According to the Nickelback profile, who replaced Brandon Kroeger on drums in 1999?

▶ **Article**:

————

Group formed mid-1990s in Hanna, Alberta; members include Daniel Adair (born February 19, 1975, in Toronto, Ontario), drums; Brandon Kroeger, drums (member c. 1995–99): Chad Kroeger (born 1974), vocals, guitar; Mike Kroeger, bass; Ryan Peake, guitar, vocals; Ryan Vikedal, drums (member 1999–2005).
Addresses: Management —Union Entertainment Group, 1323 Newbury Rd., Ste. 104, Thousand Oaks, CA 91320. Record company —Roadrunner Records, 902 Broadway, New York, NY 10010. Website —http://www.nickelback.com.
Released EP Husher , 1996; released Curb , 1996; released The State , 1999 in Canada and 2000 in the United States; released Silver Side Up , 2001; released The Long Road , 2003; released All the Right Reasons , 2005.
Awards: Juno Award for best new group, CARAS, 2001; Juno Award for best group, CARAS, 2002; Juno Award for best single, CARAS, for "How You Remind Me," 2002; Juno Award for best rock album, CARAS, for Silver Side Up , 2002; Juno Award for songwriter of the year, CARAS, 2003; Juno Award for group of the year, CARAS, 2004; Juno Award for fan choice, CARAS, 2004; Juno Award for group of the year, CARAS, 2006; Juno Award for rock album of the year, CARAS, for All the Right Reasons , 2006; American Music Award for best pop/rock album for All the Right Reasons , 2006.
Nickelback became the most popular rock band to come out of Canada in the 2000s and one of the most commercially successful bands of the decade by relying on a hit-making formula of hard rock combined with melody and extremely catchy hooks. Sometimes described as post-grunge, a throwback to the grunge subgenre of 1990s alternative rock, Nickelback is better understood as a band inspired by 1980s metal and 1970s hard rock as well as grunge, with an ear for pop songcraft. Lead singer Chad Kroeger, with an unrelenting vocal delivery and dramatic hairstyle and goatee, has become one of the decade's omnipresent rock stars.
Nickelback formed in the small northern Canadian town of Hanna, Alberta, more than 200 miles northeast of Calgary in the mid-1990s. They began as a cover band, but once an early singer and guitarist left, Chad Kroeger began writing his own songs. His brother and bandmate, Mike, moved to Vancouver to play in a metal band, and the rest of Nickelback—Chad, his drumming cousin, Brandon, and guitarist Ryan Peake—traveled to Vancouver to record their songs, then moved to the city in 1996 to pursue a career in music. They quickly released an EP, Husher , followed by a full-length CD, Curb , and began touring Canada. Ryan Vikedal replaced Brandon Kroeger on drums in 1999, and the band released its second full-length album, The State , recorded at the Green House studio in Vancouver in 1999.
A single on The State , "Leader of Men," caught the attention of Canadian radio programmers. Nickelback got a boost from the fact that Canada had recently increased the amount of Canadian content its radio stations were required to play. Rock stations were desperate for new Canadian bands to add to their playlists, and Nickelback's post-grunge sound fit the bill. The band embarked on a 200-show tour to promote The State and opened for popular rock bands such as Creed and Silverchair. Soon they were signed to EMI in Canada and Roadrunner Records in the United States, which released The State there in early 2000. The album went on to sell 500,000 copies.

————

▶ **Supplied information**:

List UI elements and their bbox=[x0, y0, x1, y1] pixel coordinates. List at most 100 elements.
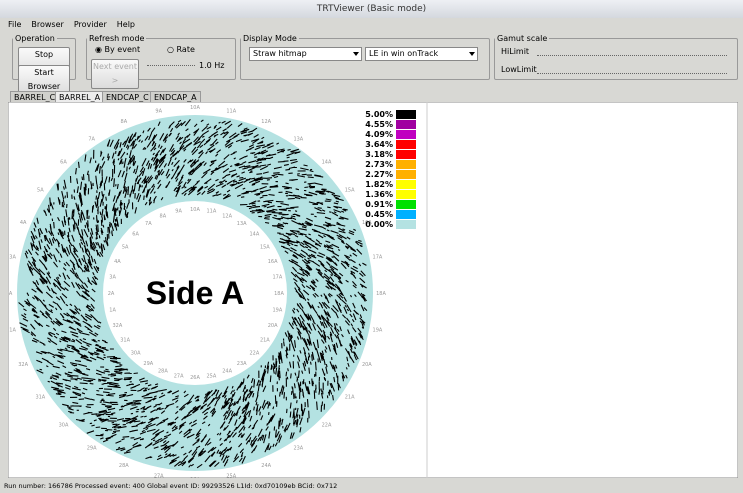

————

▶ **Answer for the task**: Ryan Vikedal